>> start
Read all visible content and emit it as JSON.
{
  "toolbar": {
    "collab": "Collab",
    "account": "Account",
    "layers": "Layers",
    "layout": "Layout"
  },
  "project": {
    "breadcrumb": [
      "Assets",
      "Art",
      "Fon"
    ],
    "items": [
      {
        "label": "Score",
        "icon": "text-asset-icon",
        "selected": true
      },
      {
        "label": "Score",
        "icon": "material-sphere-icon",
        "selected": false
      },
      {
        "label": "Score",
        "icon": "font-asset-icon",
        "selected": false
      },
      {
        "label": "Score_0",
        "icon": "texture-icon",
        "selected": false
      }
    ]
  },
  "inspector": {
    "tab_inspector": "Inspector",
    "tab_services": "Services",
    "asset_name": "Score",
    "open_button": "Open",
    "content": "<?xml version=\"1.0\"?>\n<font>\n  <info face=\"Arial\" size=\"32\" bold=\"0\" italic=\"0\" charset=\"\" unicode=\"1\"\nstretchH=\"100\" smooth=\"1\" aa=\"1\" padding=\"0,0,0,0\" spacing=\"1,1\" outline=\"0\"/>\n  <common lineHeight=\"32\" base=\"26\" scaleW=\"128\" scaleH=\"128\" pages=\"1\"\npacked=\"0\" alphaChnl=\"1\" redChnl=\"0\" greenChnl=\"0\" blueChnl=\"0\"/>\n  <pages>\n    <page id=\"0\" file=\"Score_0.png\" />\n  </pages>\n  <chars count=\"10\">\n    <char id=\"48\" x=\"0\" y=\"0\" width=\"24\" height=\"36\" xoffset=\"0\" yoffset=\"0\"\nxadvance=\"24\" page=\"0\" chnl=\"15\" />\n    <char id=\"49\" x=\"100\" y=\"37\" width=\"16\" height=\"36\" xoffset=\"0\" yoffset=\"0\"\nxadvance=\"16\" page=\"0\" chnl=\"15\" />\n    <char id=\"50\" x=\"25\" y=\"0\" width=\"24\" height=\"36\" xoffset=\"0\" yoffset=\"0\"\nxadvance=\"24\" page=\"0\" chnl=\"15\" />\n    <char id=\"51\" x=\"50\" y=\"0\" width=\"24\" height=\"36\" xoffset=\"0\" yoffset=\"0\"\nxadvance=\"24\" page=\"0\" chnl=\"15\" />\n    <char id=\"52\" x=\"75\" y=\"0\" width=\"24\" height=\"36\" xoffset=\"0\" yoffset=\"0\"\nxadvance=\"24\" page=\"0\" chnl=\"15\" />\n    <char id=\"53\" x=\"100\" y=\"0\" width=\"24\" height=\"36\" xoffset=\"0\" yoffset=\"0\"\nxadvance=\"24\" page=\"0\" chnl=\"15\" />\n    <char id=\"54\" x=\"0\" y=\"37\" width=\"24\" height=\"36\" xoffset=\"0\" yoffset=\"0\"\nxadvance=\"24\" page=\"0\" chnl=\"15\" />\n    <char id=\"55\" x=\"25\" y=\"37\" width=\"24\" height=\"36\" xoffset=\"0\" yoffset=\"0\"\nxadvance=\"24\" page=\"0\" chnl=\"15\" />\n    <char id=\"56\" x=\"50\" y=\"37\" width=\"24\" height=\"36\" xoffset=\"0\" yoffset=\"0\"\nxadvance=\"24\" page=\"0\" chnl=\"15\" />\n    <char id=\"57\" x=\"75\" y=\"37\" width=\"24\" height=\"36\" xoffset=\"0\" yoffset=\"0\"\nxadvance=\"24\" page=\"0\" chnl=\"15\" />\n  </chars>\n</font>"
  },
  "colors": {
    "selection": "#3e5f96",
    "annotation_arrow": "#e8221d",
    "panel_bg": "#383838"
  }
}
>> end
- **Exercise**:
Search the data for "icon". Copy every line that has it.

- **Reply**:
        "icon": "text-asset-icon",
        "icon": "material-sphere-icon",
        "icon": "font-asset-icon",
        "icon": "texture-icon",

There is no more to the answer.